**TEXT SHOWN**
Robustness of radiomic features of benign breast lesions and hormone receptor positive/HER2-negative cancers across DCE-MR magnet strengths.

Radiomic features extracted from breast lesion images have shown potential in diagnosis and prognosis of breast cancer. As medical centers transition from 1.5 T to 3.0 T magnetic resonance (MR) imaging, it is beneficial to identify potentially robust radiomic features across field strengths because images acquired at different field strengths could be used in machine learning models. Dynamic contrast-enhanced MR images of benign breast lesions and hormone receptor positive/HER2-negative (HR+/HER2-) breast cancers were acquired retrospectively, yielding 612 unique cases: 150 and 99 benign lesions imaged at 1.5 T and 3.0 T, and 223 and 140 HR+/HER2- cancerous lesions imaged at 1.5 T and 3.0 T, respectively. In addition, an independent set of seven lesions imaged at both field strengths, three benign lesions and four HR+/HER2- cancers, was analyzed separately. Lesions were automatically segmented using a 4D fuzzy c-means method; thirty-eight radiomic features were extracted. Feature value distributions were compared by cancer status and imaging field strength using the Kolmogorov-Smirnov test. Features that did not demonstrate a statistically significant difference were considered to be potentially robust. The area under the receiver operating characteristic curve (AUC), for the task of classifying lesions as benign or HR+/HER2- cancer, was determined for each feature at each field strength. Three features were found to be both potentially robust across field strength and of high classification performance, i.e., AUCs statistically greater than 0.5 in the classification task: one shape feature (irregularity), one texture feature (sum average) and one enhancement variance kinetics features (enhancement variance increasing rate). In the demonstration set of lesions imaged at both field strengths, two of the three potentially robust features showed qualitative agreement across field strength. These findings may contribute to the development of computer-aided diagnosis models that are robust across field strength for this classification task.

**DATA UNDER STUDY**
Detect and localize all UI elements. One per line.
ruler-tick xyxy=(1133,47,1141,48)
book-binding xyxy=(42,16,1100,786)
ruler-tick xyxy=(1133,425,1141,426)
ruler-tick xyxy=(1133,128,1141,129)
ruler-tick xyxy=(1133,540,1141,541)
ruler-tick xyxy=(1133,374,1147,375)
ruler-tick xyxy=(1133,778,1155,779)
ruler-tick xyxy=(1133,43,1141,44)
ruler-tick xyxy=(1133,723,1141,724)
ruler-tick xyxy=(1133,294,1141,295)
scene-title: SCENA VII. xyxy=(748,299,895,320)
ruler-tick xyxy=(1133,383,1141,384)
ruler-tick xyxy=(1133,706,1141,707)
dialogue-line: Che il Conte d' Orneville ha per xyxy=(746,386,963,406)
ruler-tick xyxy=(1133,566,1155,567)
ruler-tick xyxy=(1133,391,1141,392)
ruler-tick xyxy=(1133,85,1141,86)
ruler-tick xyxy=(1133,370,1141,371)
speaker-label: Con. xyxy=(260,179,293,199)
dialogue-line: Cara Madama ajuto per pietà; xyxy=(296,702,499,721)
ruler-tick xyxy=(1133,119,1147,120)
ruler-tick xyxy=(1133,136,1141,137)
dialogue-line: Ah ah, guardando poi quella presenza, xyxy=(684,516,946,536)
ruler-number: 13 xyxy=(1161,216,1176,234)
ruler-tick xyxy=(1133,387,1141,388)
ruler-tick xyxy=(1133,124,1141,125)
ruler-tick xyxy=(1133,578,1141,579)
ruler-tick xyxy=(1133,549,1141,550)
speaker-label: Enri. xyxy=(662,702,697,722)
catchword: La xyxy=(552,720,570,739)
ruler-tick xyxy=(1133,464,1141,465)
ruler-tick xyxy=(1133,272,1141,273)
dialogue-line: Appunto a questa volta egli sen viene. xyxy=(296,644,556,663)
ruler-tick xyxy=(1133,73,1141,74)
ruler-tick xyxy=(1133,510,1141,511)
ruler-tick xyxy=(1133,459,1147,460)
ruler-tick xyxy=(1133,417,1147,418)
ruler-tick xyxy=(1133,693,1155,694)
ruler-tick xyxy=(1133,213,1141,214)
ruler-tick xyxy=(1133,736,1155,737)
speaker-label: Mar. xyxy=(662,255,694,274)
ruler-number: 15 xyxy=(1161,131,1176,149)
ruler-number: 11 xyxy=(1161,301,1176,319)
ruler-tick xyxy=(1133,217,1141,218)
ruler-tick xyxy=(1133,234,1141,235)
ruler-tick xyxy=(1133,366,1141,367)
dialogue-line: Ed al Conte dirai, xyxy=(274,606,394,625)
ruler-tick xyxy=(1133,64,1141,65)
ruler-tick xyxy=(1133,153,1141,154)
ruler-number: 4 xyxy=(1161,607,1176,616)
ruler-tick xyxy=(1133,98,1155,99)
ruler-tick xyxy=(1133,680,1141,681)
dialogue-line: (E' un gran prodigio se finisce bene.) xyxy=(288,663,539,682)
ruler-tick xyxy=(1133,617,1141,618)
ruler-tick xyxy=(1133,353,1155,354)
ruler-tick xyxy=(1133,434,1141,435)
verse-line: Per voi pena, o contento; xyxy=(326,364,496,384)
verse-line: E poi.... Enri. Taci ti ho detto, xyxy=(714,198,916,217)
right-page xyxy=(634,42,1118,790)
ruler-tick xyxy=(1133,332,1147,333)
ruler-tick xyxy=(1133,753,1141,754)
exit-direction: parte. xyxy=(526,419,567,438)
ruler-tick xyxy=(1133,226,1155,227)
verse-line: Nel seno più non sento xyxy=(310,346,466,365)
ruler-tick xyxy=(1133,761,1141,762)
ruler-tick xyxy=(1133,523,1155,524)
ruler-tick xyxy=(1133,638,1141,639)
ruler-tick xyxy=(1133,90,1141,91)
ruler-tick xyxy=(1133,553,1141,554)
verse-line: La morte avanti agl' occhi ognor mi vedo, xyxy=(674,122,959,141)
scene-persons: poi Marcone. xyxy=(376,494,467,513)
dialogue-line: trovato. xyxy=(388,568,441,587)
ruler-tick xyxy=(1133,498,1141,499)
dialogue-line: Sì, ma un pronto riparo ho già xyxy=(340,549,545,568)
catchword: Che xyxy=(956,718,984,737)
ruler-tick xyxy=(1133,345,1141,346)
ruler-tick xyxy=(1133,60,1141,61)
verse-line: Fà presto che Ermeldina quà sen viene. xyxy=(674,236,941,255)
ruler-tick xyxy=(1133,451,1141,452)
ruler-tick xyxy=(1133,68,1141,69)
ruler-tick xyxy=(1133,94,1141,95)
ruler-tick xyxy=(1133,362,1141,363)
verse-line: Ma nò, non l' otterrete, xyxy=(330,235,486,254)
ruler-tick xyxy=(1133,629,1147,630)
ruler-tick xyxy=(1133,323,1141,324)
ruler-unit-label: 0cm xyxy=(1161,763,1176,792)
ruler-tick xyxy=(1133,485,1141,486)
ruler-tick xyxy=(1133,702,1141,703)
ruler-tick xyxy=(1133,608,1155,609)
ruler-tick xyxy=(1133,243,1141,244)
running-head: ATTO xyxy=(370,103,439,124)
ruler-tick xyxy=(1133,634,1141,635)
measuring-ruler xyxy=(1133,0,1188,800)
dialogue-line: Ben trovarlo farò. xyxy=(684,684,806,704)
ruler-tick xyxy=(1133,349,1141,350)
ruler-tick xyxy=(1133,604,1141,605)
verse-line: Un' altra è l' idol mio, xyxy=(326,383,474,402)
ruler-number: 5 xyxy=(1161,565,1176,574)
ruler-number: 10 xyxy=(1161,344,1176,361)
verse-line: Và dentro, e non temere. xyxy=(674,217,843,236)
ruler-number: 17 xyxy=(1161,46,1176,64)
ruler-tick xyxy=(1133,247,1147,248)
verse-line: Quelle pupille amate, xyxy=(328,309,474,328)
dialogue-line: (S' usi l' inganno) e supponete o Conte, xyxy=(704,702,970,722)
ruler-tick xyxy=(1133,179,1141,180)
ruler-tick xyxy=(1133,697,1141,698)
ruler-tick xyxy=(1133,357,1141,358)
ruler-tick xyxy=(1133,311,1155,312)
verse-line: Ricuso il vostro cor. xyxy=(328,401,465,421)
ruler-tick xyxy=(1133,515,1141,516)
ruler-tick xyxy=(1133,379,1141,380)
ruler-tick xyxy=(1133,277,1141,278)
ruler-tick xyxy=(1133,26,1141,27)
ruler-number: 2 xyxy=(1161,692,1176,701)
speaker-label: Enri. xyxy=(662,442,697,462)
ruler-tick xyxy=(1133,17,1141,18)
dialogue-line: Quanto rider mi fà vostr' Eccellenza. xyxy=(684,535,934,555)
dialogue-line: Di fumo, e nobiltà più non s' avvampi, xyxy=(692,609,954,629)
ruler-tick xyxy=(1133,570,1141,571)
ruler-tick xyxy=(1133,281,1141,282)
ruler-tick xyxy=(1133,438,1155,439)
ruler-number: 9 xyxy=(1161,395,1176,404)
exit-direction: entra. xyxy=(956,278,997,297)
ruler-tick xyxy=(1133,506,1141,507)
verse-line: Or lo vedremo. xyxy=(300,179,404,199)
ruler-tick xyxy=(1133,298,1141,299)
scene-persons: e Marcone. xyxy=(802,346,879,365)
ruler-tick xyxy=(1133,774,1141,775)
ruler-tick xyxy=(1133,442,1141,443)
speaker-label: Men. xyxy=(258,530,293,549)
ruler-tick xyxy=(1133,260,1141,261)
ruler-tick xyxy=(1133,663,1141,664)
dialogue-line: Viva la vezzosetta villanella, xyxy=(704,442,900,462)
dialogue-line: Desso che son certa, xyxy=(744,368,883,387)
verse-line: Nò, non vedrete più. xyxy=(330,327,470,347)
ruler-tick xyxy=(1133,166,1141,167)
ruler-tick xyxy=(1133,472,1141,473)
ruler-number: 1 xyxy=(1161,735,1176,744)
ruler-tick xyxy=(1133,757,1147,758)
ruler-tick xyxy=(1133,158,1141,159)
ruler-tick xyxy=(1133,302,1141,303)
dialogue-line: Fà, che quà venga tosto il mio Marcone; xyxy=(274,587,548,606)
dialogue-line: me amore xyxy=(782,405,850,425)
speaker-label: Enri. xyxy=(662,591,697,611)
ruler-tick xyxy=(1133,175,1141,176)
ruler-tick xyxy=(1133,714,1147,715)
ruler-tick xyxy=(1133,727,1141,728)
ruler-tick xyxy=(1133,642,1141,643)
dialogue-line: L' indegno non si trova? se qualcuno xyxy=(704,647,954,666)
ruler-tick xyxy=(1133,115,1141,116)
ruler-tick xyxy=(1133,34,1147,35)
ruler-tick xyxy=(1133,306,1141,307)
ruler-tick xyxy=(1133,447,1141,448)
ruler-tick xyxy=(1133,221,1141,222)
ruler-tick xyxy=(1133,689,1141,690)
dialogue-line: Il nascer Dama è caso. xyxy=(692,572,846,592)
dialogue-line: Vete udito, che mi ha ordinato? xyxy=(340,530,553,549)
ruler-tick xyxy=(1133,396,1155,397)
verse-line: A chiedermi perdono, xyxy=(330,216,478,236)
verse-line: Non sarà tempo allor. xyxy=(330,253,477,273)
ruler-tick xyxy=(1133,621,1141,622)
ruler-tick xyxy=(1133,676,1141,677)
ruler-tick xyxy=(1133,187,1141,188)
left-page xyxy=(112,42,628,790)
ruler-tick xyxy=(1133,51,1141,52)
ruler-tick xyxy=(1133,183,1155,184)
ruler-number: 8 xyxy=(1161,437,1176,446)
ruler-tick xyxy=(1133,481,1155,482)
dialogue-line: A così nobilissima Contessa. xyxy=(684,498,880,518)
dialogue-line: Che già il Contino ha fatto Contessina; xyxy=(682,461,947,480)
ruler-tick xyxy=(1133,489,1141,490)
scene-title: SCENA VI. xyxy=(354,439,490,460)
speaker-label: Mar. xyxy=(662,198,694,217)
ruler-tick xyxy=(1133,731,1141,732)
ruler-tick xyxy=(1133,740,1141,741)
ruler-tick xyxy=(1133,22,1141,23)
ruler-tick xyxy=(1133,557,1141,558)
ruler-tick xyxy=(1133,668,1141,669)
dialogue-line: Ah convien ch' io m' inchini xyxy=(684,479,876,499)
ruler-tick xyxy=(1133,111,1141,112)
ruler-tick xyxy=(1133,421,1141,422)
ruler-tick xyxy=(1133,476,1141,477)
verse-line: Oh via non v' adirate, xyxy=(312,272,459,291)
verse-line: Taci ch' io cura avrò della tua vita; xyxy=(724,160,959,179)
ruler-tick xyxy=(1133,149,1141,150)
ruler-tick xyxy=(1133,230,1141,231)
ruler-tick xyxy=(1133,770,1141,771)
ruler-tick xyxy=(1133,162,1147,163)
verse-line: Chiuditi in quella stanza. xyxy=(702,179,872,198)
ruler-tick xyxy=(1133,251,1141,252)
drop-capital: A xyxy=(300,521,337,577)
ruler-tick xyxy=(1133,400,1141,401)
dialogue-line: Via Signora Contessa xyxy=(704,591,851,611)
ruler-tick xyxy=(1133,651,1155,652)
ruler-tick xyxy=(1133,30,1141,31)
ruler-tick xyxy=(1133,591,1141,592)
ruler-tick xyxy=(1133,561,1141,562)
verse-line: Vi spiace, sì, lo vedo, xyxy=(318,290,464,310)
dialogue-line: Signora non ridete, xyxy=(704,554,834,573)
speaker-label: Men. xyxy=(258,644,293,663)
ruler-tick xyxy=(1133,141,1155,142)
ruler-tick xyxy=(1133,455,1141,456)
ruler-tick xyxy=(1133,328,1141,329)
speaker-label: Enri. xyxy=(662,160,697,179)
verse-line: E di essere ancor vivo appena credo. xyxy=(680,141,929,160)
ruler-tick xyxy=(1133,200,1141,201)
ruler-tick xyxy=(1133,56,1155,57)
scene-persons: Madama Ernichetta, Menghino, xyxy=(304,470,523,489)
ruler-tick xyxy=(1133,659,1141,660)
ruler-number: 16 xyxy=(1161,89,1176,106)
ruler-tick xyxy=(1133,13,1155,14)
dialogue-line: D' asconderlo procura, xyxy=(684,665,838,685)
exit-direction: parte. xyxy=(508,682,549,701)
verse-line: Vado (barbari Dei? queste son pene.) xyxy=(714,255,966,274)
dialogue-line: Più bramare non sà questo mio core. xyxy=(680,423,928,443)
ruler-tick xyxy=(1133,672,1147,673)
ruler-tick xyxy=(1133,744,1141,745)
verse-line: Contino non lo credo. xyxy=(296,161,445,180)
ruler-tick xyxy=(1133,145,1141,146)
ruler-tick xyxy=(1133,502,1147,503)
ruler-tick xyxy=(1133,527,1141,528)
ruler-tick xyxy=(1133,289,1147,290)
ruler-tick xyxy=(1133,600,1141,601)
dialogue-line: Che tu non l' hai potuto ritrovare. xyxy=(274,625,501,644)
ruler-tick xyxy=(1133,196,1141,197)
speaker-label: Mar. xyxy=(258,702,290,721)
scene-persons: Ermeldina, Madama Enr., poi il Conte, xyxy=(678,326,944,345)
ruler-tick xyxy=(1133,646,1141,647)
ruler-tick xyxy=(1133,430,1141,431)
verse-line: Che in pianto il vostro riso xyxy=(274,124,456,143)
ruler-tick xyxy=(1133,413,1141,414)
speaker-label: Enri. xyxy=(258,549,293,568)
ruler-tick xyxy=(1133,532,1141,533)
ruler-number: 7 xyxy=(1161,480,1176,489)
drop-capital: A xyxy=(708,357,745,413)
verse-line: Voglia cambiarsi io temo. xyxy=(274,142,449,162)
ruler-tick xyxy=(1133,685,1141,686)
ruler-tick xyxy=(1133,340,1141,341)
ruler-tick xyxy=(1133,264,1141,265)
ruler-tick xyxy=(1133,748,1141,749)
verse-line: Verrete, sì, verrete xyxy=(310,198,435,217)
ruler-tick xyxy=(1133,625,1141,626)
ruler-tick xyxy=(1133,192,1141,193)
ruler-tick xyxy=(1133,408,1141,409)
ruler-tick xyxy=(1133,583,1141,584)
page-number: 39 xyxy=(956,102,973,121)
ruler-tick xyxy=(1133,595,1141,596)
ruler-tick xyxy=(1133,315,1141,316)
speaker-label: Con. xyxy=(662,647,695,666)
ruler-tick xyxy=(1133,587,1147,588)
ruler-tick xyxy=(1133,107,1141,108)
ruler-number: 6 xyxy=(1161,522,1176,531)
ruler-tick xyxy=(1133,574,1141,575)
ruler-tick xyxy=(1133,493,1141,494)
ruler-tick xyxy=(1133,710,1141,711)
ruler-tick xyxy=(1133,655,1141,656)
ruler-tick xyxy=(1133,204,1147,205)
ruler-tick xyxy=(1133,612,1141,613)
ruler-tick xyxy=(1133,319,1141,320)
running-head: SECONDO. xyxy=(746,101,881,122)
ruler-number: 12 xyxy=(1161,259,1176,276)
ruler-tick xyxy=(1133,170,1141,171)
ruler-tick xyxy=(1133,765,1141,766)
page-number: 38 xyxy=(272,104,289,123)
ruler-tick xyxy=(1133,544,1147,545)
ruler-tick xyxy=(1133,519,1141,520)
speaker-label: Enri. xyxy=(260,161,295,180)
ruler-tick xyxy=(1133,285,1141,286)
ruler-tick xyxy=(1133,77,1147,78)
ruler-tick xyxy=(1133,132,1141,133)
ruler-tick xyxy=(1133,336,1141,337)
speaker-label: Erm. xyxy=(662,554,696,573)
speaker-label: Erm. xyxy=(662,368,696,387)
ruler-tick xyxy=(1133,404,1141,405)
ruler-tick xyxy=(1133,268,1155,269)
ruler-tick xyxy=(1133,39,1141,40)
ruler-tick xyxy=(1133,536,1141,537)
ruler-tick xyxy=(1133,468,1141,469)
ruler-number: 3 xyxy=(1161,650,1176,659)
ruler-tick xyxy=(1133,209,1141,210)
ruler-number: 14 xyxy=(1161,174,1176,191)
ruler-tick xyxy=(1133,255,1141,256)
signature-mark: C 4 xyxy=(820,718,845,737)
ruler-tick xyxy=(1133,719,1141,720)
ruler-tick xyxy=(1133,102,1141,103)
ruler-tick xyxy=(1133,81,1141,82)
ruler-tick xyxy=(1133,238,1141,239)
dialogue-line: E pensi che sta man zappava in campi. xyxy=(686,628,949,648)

**PROBLEM STATEMENT**
Using the radiomics abstract, explain in one to three sentences why identifying radiomic features that are robust across field strengths is beneficial. Rely only on the radiomics abstract, not on the listing.

**EXERCISE SOLUTION**
Medical centers are moving from 1.5 T to 3.0 T magnetic resonance imaging. Images acquired at different field strengths could therefore be used in machine learning models, so features that stay robust across field strengths are beneficial.